Part of a data file:
::::

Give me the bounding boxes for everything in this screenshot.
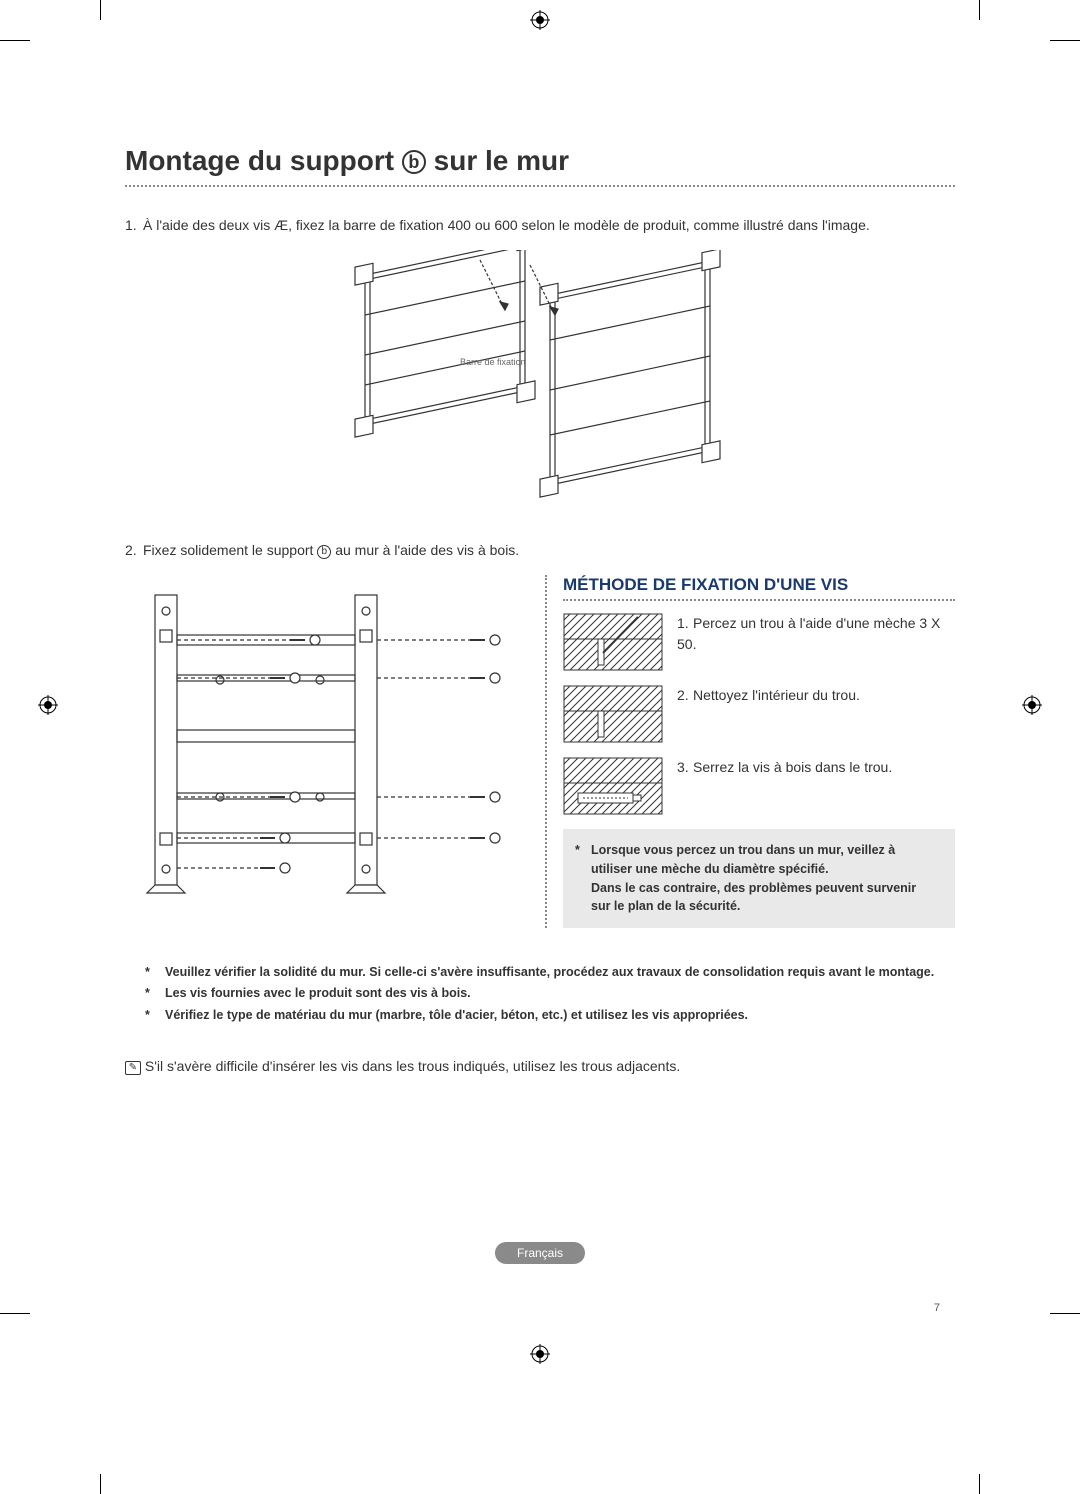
page-content: Montage du support b sur le mur 1.À l'ai…	[125, 145, 955, 1077]
method-3-text: Serrez la vis à bois dans le trou.	[693, 759, 892, 775]
crop-mark	[100, 0, 101, 20]
method-step-2: 2.Nettoyez l'intérieur du trou.	[563, 685, 955, 743]
figure-wall-mount	[125, 575, 525, 928]
tip-3: *Vérifiez le type de matériau du mur (ma…	[165, 1005, 935, 1026]
method-step-3: 3.Serrez la vis à bois dans le trou.	[563, 757, 955, 815]
crop-mark	[1050, 1313, 1080, 1314]
circled-b-icon: b	[402, 150, 426, 174]
asterisk-icon: *	[145, 962, 150, 983]
crop-mark	[100, 1474, 101, 1494]
tips-block: * Veuillez vérifier la solidité du mur. S…	[125, 952, 955, 1036]
crop-mark	[0, 1313, 30, 1314]
figure-label: Barre de fixation	[460, 357, 526, 367]
crop-mark	[0, 40, 30, 41]
method-1-text: Percez un trou à l'aide d'une mèche 3 X …	[677, 615, 940, 652]
method-title: MÉTHODE DE FIXATION D'UNE VIS	[563, 575, 955, 601]
warning-box: * Lorsque vous percez un trou dans un mu…	[563, 829, 955, 928]
asterisk-icon: *	[145, 983, 150, 1004]
method-number: 2.	[677, 685, 693, 706]
method-2-text: Nettoyez l'intérieur du trou.	[693, 687, 860, 703]
asterisk-icon: *	[575, 841, 580, 860]
note-icon: ✎	[125, 1061, 141, 1075]
tip-2-text: Les vis fournies avec le produit sont de…	[165, 986, 471, 1000]
language-badge: Français	[495, 1242, 585, 1264]
title-prefix: Montage du support	[125, 145, 402, 176]
registration-mark-icon	[530, 10, 550, 30]
step-number: 2.	[125, 540, 143, 561]
tip-1-text: Veuillez vérifier la solidité du mur. Si…	[165, 965, 934, 979]
registration-mark-icon	[38, 695, 58, 715]
registration-mark-icon	[530, 1344, 550, 1364]
warning-line-2: Dans le cas contraire, des problèmes peu…	[591, 879, 939, 917]
method-number: 3.	[677, 757, 693, 778]
step-2-suffix: au mur à l'aide des vis à bois.	[331, 542, 519, 558]
note-line: ✎ S'il s'avère difficile d'insérer les v…	[125, 1056, 955, 1077]
step-number: 1.	[125, 215, 143, 236]
asterisk-icon: *	[145, 1005, 150, 1026]
screw-method-panel: MÉTHODE DE FIXATION D'UNE VIS 1.Percez u…	[545, 575, 955, 928]
clean-hole-icon	[563, 685, 663, 743]
crop-mark	[1050, 40, 1080, 41]
crop-mark	[979, 0, 980, 20]
method-step-1: 1.Percez un trou à l'aide d'une mèche 3 …	[563, 613, 955, 671]
page-title: Montage du support b sur le mur	[125, 145, 955, 187]
crop-mark	[979, 1474, 980, 1494]
circled-b-icon: b	[317, 545, 331, 559]
step-2: 2.Fixez solidement le support b au mur à…	[125, 540, 955, 561]
figure-bracket-assembly: Barre de fixation	[330, 250, 750, 500]
note-text: S'il s'avère difficile d'insérer les vis…	[145, 1058, 680, 1074]
tip-3-text: Vérifiez le type de matériau du mur (mar…	[165, 1008, 748, 1022]
drill-hole-icon	[563, 613, 663, 671]
tighten-screw-icon	[563, 757, 663, 815]
step-2-prefix: Fixez solidement le support	[143, 542, 317, 558]
tip-2: *Les vis fournies avec le produit sont d…	[165, 983, 935, 1004]
warning-line-1: Lorsque vous percez un trou dans un mur,…	[591, 841, 939, 879]
registration-mark-icon	[1022, 695, 1042, 715]
method-number: 1.	[677, 613, 693, 634]
step-1: 1.À l'aide des deux vis Æ, fixez la barr…	[125, 215, 955, 236]
page-number: 7	[934, 1302, 940, 1314]
tip-1: *Veuillez vérifier la solidité du mur. S…	[165, 962, 935, 983]
step-1-text: À l'aide des deux vis Æ, fixez la barre …	[143, 217, 870, 233]
title-suffix: sur le mur	[426, 145, 569, 176]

::::

Render every line of the records above as a Markdown table with the columns Row and Line, skipping blank lines and leaving the pictures out.

- Task output
| Row | Line |
|---|---|
| 1 | Give me the bounding boxes for everything in this screenshot. |
| 2 | page-content: Montage du support b sur le mur 1.À l'ai…	[125, 145, 955, 1077] |
| 3 | method-3-text: Serrez la vis à bois dans le trou.	[693, 759, 892, 775] |
| 4 | crop-mark	[100, 0, 101, 20] |
| 5 | method-step-2: 2.Nettoyez l'intérieur du trou.	[563, 685, 955, 743] |
| 6 | figure-wall-mount	[125, 575, 525, 928] |
| 7 | tip-3: *Vérifiez le type de matériau du mur (ma…	[165, 1005, 935, 1026] |
| 8 | method-step-3: 3.Serrez la vis à bois dans le trou.	[563, 757, 955, 815] |
| 9 | crop-mark	[1050, 1313, 1080, 1314] |
| 10 | circled-b-icon: b	[402, 150, 426, 174] |
| 11 | asterisk-icon: *	[145, 962, 150, 983] |
| 12 | crop-mark	[100, 1474, 101, 1494] |
| 13 | tips-block: * Veuillez vérifier la solidité du mur. S…	[125, 952, 955, 1036] |
| 14 | crop-mark	[0, 1313, 30, 1314] |
| 15 | figure-label: Barre de fixation	[460, 357, 526, 367] |
| 16 | crop-mark	[0, 40, 30, 41] |
| 17 | method-1-text: Percez un trou à l'aide d'une mèche 3 X …	[677, 615, 940, 652] |
| 18 | method-title: MÉTHODE DE FIXATION D'UNE VIS	[563, 575, 955, 601] |
| 19 | warning-box: * Lorsque vous percez un trou dans un mu…	[563, 829, 955, 928] |
| 20 | asterisk-icon: *	[145, 983, 150, 1004] |
| 21 | method-number: 2.	[677, 685, 693, 706] |
| 22 | method-2-text: Nettoyez l'intérieur du trou.	[693, 687, 860, 703] |
| 23 | asterisk-icon: *	[575, 841, 580, 860] |
| 24 | note-icon: ✎	[125, 1061, 141, 1075] |
| 25 | tip-2-text: Les vis fournies avec le produit sont de…	[165, 986, 471, 1000] |
| 26 | language-badge: Français	[495, 1242, 585, 1264] |
| 27 | title-prefix: Montage du support	[125, 145, 402, 176] |
| 28 | registration-mark-icon	[530, 10, 550, 30] |
| 29 | step-number: 2.	[125, 540, 143, 561] |
| 30 | tip-1-text: Veuillez vérifier la solidité du mur. Si…	[165, 965, 934, 979] |
| 31 | registration-mark-icon	[38, 695, 58, 715] |
| 32 | registration-mark-icon	[530, 1344, 550, 1364] |
| 33 | warning-line-2: Dans le cas contraire, des problèmes peu…	[591, 879, 939, 917] |
| 34 | method-number: 3.	[677, 757, 693, 778] |
| 35 | step-2-suffix: au mur à l'aide des vis à bois.	[331, 542, 519, 558] |
| 36 | note-line: ✎ S'il s'avère difficile d'insérer les v…	[125, 1056, 955, 1077] |
| 37 | step-number: 1.	[125, 215, 143, 236] |
| 38 | asterisk-icon: *	[145, 1005, 150, 1026] |
| 39 | screw-method-panel: MÉTHODE DE FIXATION D'UNE VIS 1.Percez u…	[545, 575, 955, 928] |
| 40 | clean-hole-icon	[563, 685, 663, 743] |
| 41 | crop-mark	[1050, 40, 1080, 41] |
| 42 | crop-mark	[979, 0, 980, 20] |
| 43 | method-step-1: 1.Percez un trou à l'aide d'une mèche 3 …	[563, 613, 955, 671] |
| 44 | page-title: Montage du support b sur le mur	[125, 145, 955, 187] |
| 45 | crop-mark	[979, 1474, 980, 1494] |
| 46 | circled-b-icon: b	[317, 545, 331, 559] |
| 47 | step-2: 2.Fixez solidement le support b au mur à…	[125, 540, 955, 561] |
| 48 | figure-bracket-assembly: Barre de fixation	[330, 250, 750, 500] |
| 49 | note-text: S'il s'avère difficile d'insérer les vis…	[145, 1058, 680, 1074] |
| 50 | tip-3-text: Vérifiez le type de matériau du mur (mar…	[165, 1008, 748, 1022] |
| 51 | drill-hole-icon	[563, 613, 663, 671] |
| 52 | tighten-screw-icon	[563, 757, 663, 815] |
| 53 | step-2-prefix: Fixez solidement le support	[143, 542, 317, 558] |
| 54 | tip-2: *Les vis fournies avec le produit sont d…	[165, 983, 935, 1004] |
| 55 | warning-line-1: Lorsque vous percez un trou dans un mur,…	[591, 841, 939, 879] |
| 56 | registration-mark-icon	[1022, 695, 1042, 715] |
| 57 | method-number: 1.	[677, 613, 693, 634] |
| 58 | step-1: 1.À l'aide des deux vis Æ, fixez la barr…	[125, 215, 955, 236] |
| 59 | page-number: 7	[934, 1302, 940, 1314] |
| 60 | tip-1: *Veuillez vérifier la solidité du mur. S…	[165, 962, 935, 983] |
| 61 | step-1-text: À l'aide des deux vis Æ, fixez la barre …	[143, 217, 870, 233] |
| 62 | title-suffix: sur le mur	[426, 145, 569, 176] |